» Do this
For the records that follow, return only the count of lines containing the string "ylabel".

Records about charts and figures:
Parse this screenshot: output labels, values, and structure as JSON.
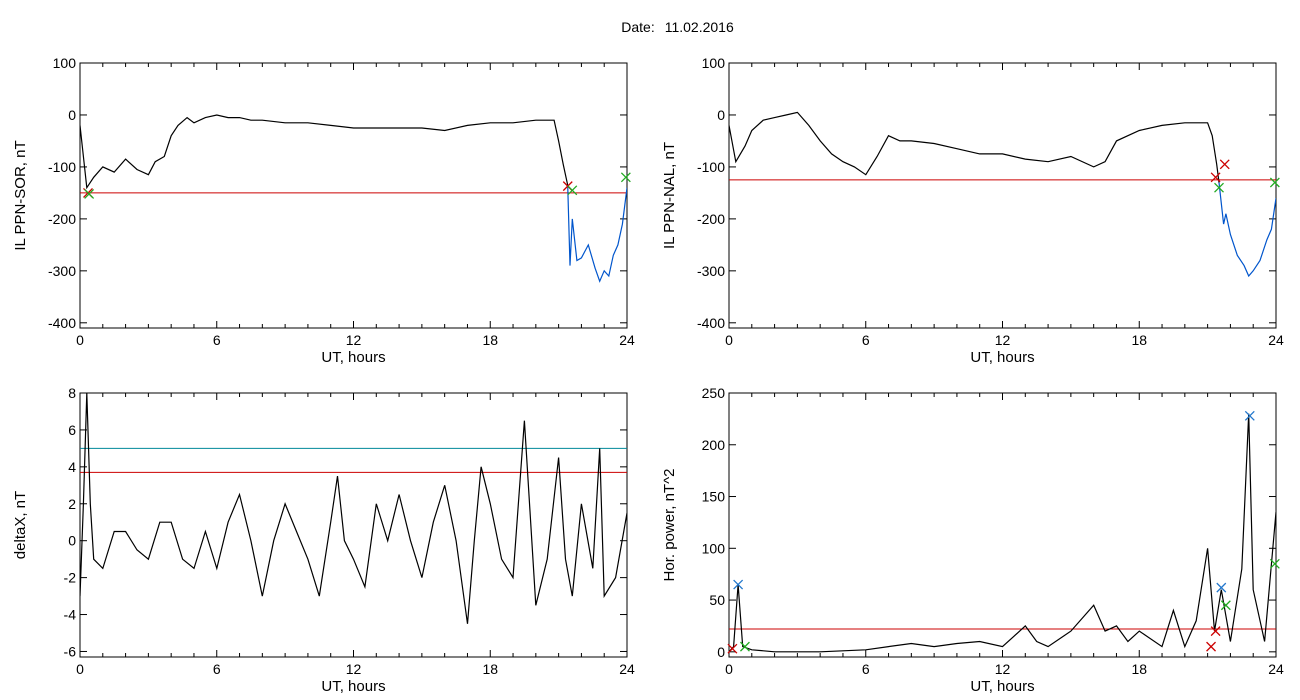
{
  "header": {
    "date_label": "Date:",
    "date_value": "11.02.2016"
  },
  "chart_data": [
    {
      "id": "p1",
      "type": "line",
      "xlabel": "UT, hours",
      "ylabel": "IL PPN-SOR, nT",
      "xlim": [
        0,
        24
      ],
      "ylim": [
        -410,
        100
      ],
      "xticks": [
        0,
        6,
        12,
        18,
        24
      ],
      "yticks": [
        100,
        0,
        -100,
        -200,
        -300,
        -400
      ],
      "series": [
        {
          "color": "#000000",
          "points": [
            [
              0,
              -20
            ],
            [
              0.3,
              -140
            ],
            [
              0.6,
              -120
            ],
            [
              1,
              -100
            ],
            [
              1.5,
              -110
            ],
            [
              2,
              -85
            ],
            [
              2.5,
              -105
            ],
            [
              3,
              -115
            ],
            [
              3.3,
              -90
            ],
            [
              3.7,
              -80
            ],
            [
              4,
              -40
            ],
            [
              4.3,
              -20
            ],
            [
              4.7,
              -5
            ],
            [
              5,
              -15
            ],
            [
              5.5,
              -5
            ],
            [
              6,
              0
            ],
            [
              6.5,
              -5
            ],
            [
              7,
              -5
            ],
            [
              7.5,
              -10
            ],
            [
              8,
              -10
            ],
            [
              9,
              -15
            ],
            [
              10,
              -15
            ],
            [
              11,
              -20
            ],
            [
              12,
              -25
            ],
            [
              13,
              -25
            ],
            [
              14,
              -25
            ],
            [
              15,
              -25
            ],
            [
              16,
              -30
            ],
            [
              17,
              -20
            ],
            [
              18,
              -15
            ],
            [
              19,
              -15
            ],
            [
              20,
              -10
            ],
            [
              20.8,
              -10
            ],
            [
              21,
              -50
            ],
            [
              21.2,
              -95
            ],
            [
              21.4,
              -135
            ]
          ]
        },
        {
          "color": "#0055cc",
          "points": [
            [
              21.4,
              -135
            ],
            [
              21.5,
              -290
            ],
            [
              21.6,
              -200
            ],
            [
              21.8,
              -280
            ],
            [
              22,
              -275
            ],
            [
              22.3,
              -250
            ],
            [
              22.6,
              -295
            ],
            [
              22.8,
              -320
            ],
            [
              23,
              -300
            ],
            [
              23.2,
              -310
            ],
            [
              23.4,
              -270
            ],
            [
              23.6,
              -250
            ],
            [
              23.8,
              -210
            ],
            [
              24,
              -140
            ]
          ]
        }
      ],
      "hlines": [
        {
          "value": -150,
          "color": "#cc0000"
        }
      ],
      "markers": [
        {
          "x": 0.35,
          "y": -150,
          "color": "#cc0000"
        },
        {
          "x": 0.4,
          "y": -152,
          "color": "#22aa22"
        },
        {
          "x": 21.4,
          "y": -137,
          "color": "#cc0000"
        },
        {
          "x": 21.6,
          "y": -145,
          "color": "#22aa22"
        },
        {
          "x": 23.95,
          "y": -120,
          "color": "#22aa22"
        }
      ]
    },
    {
      "id": "p2",
      "type": "line",
      "xlabel": "UT, hours",
      "ylabel": "IL PPN-NAL, nT",
      "xlim": [
        0,
        24
      ],
      "ylim": [
        -410,
        100
      ],
      "xticks": [
        0,
        6,
        12,
        18,
        24
      ],
      "yticks": [
        100,
        0,
        -100,
        -200,
        -300,
        -400
      ],
      "series": [
        {
          "color": "#000000",
          "points": [
            [
              0,
              -20
            ],
            [
              0.3,
              -90
            ],
            [
              0.7,
              -60
            ],
            [
              1,
              -30
            ],
            [
              1.5,
              -10
            ],
            [
              2,
              -5
            ],
            [
              2.5,
              0
            ],
            [
              3,
              5
            ],
            [
              3.5,
              -20
            ],
            [
              4,
              -50
            ],
            [
              4.5,
              -75
            ],
            [
              5,
              -90
            ],
            [
              5.5,
              -100
            ],
            [
              6,
              -115
            ],
            [
              6.5,
              -80
            ],
            [
              7,
              -40
            ],
            [
              7.5,
              -50
            ],
            [
              8,
              -50
            ],
            [
              9,
              -55
            ],
            [
              10,
              -65
            ],
            [
              11,
              -75
            ],
            [
              12,
              -75
            ],
            [
              13,
              -85
            ],
            [
              14,
              -90
            ],
            [
              15,
              -80
            ],
            [
              16,
              -100
            ],
            [
              16.5,
              -90
            ],
            [
              17,
              -50
            ],
            [
              18,
              -30
            ],
            [
              19,
              -20
            ],
            [
              20,
              -15
            ],
            [
              21,
              -15
            ],
            [
              21.2,
              -40
            ],
            [
              21.4,
              -95
            ],
            [
              21.5,
              -130
            ]
          ]
        },
        {
          "color": "#0055cc",
          "points": [
            [
              21.5,
              -130
            ],
            [
              21.7,
              -210
            ],
            [
              21.8,
              -190
            ],
            [
              22,
              -230
            ],
            [
              22.3,
              -270
            ],
            [
              22.6,
              -290
            ],
            [
              22.8,
              -310
            ],
            [
              23,
              -300
            ],
            [
              23.3,
              -280
            ],
            [
              23.6,
              -240
            ],
            [
              23.8,
              -220
            ],
            [
              24,
              -160
            ]
          ]
        }
      ],
      "hlines": [
        {
          "value": -125,
          "color": "#cc0000"
        }
      ],
      "markers": [
        {
          "x": 21.35,
          "y": -120,
          "color": "#cc0000"
        },
        {
          "x": 21.5,
          "y": -140,
          "color": "#22aa22"
        },
        {
          "x": 21.75,
          "y": -95,
          "color": "#cc0000"
        },
        {
          "x": 23.95,
          "y": -130,
          "color": "#22aa22"
        }
      ]
    },
    {
      "id": "p3",
      "type": "line",
      "xlabel": "UT, hours",
      "ylabel": "deltaX, nT",
      "xlim": [
        0,
        24
      ],
      "ylim": [
        -6.3,
        8
      ],
      "xticks": [
        0,
        6,
        12,
        18,
        24
      ],
      "yticks": [
        8,
        6,
        4,
        2,
        0,
        -2,
        -4,
        -6
      ],
      "series": [
        {
          "color": "#000000",
          "points": [
            [
              0,
              -3
            ],
            [
              0.15,
              2
            ],
            [
              0.3,
              8
            ],
            [
              0.45,
              2
            ],
            [
              0.6,
              -1
            ],
            [
              1,
              -1.5
            ],
            [
              1.5,
              0.5
            ],
            [
              2,
              0.5
            ],
            [
              2.5,
              -0.5
            ],
            [
              3,
              -1
            ],
            [
              3.5,
              1
            ],
            [
              4,
              1
            ],
            [
              4.5,
              -1
            ],
            [
              5,
              -1.5
            ],
            [
              5.5,
              0.5
            ],
            [
              6,
              -1.5
            ],
            [
              6.5,
              1
            ],
            [
              7,
              2.5
            ],
            [
              7.5,
              0
            ],
            [
              8,
              -3
            ],
            [
              8.5,
              0
            ],
            [
              9,
              2
            ],
            [
              9.5,
              0.5
            ],
            [
              10,
              -1
            ],
            [
              10.5,
              -3
            ],
            [
              11,
              1
            ],
            [
              11.3,
              3.5
            ],
            [
              11.6,
              0
            ],
            [
              12,
              -1
            ],
            [
              12.5,
              -2.5
            ],
            [
              13,
              2
            ],
            [
              13.5,
              0
            ],
            [
              14,
              2.5
            ],
            [
              14.5,
              0
            ],
            [
              15,
              -2
            ],
            [
              15.5,
              1
            ],
            [
              16,
              3
            ],
            [
              16.5,
              0
            ],
            [
              17,
              -4.5
            ],
            [
              17.3,
              0
            ],
            [
              17.6,
              4
            ],
            [
              18,
              2
            ],
            [
              18.5,
              -1
            ],
            [
              19,
              -2
            ],
            [
              19.5,
              6.5
            ],
            [
              20,
              -3.5
            ],
            [
              20.5,
              -1
            ],
            [
              21,
              4.5
            ],
            [
              21.3,
              -1
            ],
            [
              21.6,
              -3
            ],
            [
              22,
              2
            ],
            [
              22.5,
              -1.5
            ],
            [
              22.8,
              5
            ],
            [
              23,
              -3
            ],
            [
              23.5,
              -2
            ],
            [
              24,
              1.5
            ]
          ]
        }
      ],
      "hlines": [
        {
          "value": 5,
          "color": "#008899"
        },
        {
          "value": 3.7,
          "color": "#cc0000"
        }
      ],
      "markers": []
    },
    {
      "id": "p4",
      "type": "line",
      "xlabel": "UT, hours",
      "ylabel": "Hor. power, nT^2",
      "xlim": [
        0,
        24
      ],
      "ylim": [
        -5,
        250
      ],
      "xticks": [
        0,
        6,
        12,
        18,
        24
      ],
      "yticks": [
        250,
        200,
        150,
        100,
        50,
        0
      ],
      "series": [
        {
          "color": "#000000",
          "points": [
            [
              0,
              0
            ],
            [
              0.2,
              5
            ],
            [
              0.4,
              65
            ],
            [
              0.6,
              5
            ],
            [
              1,
              2
            ],
            [
              2,
              0
            ],
            [
              3,
              0
            ],
            [
              4,
              0
            ],
            [
              5,
              1
            ],
            [
              6,
              2
            ],
            [
              7,
              5
            ],
            [
              8,
              8
            ],
            [
              9,
              5
            ],
            [
              10,
              8
            ],
            [
              11,
              10
            ],
            [
              12,
              5
            ],
            [
              12.5,
              15
            ],
            [
              13,
              25
            ],
            [
              13.5,
              10
            ],
            [
              14,
              5
            ],
            [
              15,
              20
            ],
            [
              16,
              45
            ],
            [
              16.5,
              20
            ],
            [
              17,
              25
            ],
            [
              17.5,
              10
            ],
            [
              18,
              20
            ],
            [
              19,
              5
            ],
            [
              19.5,
              40
            ],
            [
              20,
              5
            ],
            [
              20.5,
              30
            ],
            [
              21,
              100
            ],
            [
              21.3,
              20
            ],
            [
              21.6,
              60
            ],
            [
              22,
              10
            ],
            [
              22.5,
              80
            ],
            [
              22.8,
              230
            ],
            [
              23,
              60
            ],
            [
              23.5,
              10
            ],
            [
              24,
              135
            ]
          ]
        }
      ],
      "hlines": [
        {
          "value": 22,
          "color": "#cc0000"
        }
      ],
      "markers": [
        {
          "x": 0.4,
          "y": 65,
          "color": "#2277cc"
        },
        {
          "x": 0.15,
          "y": 3,
          "color": "#cc0000"
        },
        {
          "x": 0.7,
          "y": 5,
          "color": "#22aa22"
        },
        {
          "x": 21.15,
          "y": 5,
          "color": "#cc0000"
        },
        {
          "x": 21.35,
          "y": 20,
          "color": "#cc0000"
        },
        {
          "x": 21.6,
          "y": 62,
          "color": "#2277cc"
        },
        {
          "x": 21.8,
          "y": 45,
          "color": "#22aa22"
        },
        {
          "x": 22.85,
          "y": 228,
          "color": "#2277cc"
        },
        {
          "x": 23.95,
          "y": 85,
          "color": "#22aa22"
        }
      ]
    }
  ]
}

» In response
4